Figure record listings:
=-=-=-=-=
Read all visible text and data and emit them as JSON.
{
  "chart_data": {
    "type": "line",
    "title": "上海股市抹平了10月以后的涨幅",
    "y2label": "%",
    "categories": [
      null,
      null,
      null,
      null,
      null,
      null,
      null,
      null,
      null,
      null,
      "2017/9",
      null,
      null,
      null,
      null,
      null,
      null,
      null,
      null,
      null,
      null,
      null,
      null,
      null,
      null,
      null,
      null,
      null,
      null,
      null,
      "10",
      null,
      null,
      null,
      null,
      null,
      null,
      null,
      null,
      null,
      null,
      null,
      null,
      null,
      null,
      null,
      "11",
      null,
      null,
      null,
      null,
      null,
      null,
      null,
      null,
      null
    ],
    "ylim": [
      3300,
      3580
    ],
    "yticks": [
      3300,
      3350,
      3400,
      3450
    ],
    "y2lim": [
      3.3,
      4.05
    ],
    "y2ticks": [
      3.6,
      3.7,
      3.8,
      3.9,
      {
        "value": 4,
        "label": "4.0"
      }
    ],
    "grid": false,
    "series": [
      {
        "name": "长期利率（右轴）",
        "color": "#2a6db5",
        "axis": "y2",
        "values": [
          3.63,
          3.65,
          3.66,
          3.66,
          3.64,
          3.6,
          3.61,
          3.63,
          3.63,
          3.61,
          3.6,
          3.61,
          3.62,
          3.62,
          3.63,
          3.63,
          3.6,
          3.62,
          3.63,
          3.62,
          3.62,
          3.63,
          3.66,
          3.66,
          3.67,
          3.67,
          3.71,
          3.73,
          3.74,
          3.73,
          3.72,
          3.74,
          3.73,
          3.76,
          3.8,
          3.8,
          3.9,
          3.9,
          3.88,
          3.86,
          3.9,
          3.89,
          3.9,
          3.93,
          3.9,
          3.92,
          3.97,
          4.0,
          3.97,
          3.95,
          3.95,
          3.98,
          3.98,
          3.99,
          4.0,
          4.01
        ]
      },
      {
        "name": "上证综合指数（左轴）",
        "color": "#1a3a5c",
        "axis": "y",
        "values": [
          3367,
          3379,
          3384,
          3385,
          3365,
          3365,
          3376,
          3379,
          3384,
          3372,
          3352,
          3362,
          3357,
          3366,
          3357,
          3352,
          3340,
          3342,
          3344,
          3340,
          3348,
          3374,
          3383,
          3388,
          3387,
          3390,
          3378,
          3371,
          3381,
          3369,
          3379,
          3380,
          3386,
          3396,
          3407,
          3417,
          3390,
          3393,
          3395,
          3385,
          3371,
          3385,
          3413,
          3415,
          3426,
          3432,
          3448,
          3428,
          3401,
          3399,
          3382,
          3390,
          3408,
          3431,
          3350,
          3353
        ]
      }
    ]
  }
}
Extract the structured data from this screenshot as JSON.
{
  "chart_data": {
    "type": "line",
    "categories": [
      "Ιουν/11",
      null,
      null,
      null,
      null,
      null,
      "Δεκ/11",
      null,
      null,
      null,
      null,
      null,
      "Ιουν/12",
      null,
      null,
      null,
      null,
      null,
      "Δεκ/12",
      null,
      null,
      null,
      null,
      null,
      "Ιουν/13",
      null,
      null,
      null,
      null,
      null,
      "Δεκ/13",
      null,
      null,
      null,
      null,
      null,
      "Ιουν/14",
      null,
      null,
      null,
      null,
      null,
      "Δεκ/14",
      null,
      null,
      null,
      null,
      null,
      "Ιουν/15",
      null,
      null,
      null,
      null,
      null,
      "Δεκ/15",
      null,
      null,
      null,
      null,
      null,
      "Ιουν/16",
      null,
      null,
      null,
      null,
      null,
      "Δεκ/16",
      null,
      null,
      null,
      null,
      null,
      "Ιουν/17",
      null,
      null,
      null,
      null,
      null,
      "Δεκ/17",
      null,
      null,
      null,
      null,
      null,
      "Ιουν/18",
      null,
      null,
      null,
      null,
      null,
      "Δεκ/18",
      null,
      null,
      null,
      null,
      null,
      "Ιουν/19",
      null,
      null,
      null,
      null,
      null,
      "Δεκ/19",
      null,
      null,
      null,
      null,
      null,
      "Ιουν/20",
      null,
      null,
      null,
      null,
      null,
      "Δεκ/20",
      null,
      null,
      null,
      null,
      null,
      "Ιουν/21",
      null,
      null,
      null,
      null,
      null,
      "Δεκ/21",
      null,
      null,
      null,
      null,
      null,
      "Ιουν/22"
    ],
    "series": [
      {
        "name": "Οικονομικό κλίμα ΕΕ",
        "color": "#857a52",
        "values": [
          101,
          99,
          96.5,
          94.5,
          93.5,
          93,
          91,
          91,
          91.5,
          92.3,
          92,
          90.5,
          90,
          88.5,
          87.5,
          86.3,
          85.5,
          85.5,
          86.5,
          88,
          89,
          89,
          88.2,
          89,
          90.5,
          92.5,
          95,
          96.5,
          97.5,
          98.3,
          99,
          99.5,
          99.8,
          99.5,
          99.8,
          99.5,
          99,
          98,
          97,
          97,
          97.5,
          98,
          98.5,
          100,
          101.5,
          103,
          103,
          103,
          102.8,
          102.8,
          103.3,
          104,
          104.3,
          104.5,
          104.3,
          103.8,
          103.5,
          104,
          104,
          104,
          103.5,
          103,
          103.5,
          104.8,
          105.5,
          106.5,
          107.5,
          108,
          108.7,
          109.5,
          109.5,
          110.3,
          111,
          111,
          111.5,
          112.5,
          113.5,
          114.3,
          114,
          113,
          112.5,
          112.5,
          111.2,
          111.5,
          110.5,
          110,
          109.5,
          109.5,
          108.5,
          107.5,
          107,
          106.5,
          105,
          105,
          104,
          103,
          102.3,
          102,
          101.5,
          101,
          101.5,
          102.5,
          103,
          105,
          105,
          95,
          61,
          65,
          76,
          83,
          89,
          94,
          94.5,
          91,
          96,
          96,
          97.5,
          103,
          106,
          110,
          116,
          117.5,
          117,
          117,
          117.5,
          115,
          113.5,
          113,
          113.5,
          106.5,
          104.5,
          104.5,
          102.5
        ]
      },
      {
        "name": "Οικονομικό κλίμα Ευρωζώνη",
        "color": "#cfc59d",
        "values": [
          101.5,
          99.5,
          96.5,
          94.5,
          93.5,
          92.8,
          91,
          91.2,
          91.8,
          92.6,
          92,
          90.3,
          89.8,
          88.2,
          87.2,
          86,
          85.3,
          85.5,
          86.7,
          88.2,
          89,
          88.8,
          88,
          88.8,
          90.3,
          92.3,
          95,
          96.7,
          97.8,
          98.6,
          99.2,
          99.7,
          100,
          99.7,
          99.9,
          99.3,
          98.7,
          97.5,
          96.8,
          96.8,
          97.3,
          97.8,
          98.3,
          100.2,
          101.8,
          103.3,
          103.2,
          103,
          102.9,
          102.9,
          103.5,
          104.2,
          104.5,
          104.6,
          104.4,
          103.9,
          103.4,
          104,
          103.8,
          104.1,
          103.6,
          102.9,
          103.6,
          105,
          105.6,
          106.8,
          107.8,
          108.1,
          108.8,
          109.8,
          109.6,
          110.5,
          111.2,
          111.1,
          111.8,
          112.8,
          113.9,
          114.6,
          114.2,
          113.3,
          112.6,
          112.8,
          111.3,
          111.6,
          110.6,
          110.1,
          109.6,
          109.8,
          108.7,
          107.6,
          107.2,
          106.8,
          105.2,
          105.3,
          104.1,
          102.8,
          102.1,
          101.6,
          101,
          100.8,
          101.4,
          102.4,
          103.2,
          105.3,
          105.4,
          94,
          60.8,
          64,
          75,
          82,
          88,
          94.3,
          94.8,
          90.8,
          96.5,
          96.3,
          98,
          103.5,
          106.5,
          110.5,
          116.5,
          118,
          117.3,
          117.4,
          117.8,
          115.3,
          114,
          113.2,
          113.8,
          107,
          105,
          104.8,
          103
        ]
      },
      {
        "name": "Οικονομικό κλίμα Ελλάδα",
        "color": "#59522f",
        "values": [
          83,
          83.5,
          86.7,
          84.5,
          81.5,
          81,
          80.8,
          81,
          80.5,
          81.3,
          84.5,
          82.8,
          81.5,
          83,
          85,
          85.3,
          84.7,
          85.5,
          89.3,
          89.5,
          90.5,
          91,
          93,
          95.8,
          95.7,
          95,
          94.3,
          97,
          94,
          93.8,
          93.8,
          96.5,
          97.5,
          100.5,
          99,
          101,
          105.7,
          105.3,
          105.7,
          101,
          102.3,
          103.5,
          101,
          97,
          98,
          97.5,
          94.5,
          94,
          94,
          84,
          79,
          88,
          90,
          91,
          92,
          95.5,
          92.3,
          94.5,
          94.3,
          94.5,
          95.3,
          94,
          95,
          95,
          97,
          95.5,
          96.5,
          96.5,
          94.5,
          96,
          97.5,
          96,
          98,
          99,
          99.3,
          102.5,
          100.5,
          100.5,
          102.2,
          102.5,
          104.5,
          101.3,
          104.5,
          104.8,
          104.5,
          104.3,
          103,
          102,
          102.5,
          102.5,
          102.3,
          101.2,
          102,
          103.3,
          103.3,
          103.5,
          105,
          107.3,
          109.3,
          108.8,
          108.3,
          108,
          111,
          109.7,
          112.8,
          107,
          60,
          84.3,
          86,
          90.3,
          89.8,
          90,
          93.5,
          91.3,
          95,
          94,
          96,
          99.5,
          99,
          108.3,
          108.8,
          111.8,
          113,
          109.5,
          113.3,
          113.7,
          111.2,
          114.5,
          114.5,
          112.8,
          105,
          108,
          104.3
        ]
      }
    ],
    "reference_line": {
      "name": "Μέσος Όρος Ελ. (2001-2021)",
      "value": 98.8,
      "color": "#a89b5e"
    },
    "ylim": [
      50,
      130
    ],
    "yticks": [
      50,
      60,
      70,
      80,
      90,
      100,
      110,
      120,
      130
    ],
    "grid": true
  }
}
=-=-=-=-=
● **What you will do**
Identify which lines contain the word "color" and copy each one.

● **Output of the exercise**
        "color": "#2a6db5",
        "color": "#1a3a5c",
        "color": "#857a52",
        "color": "#cfc59d",
        "color": "#59522f",
      "color": "#a89b5e"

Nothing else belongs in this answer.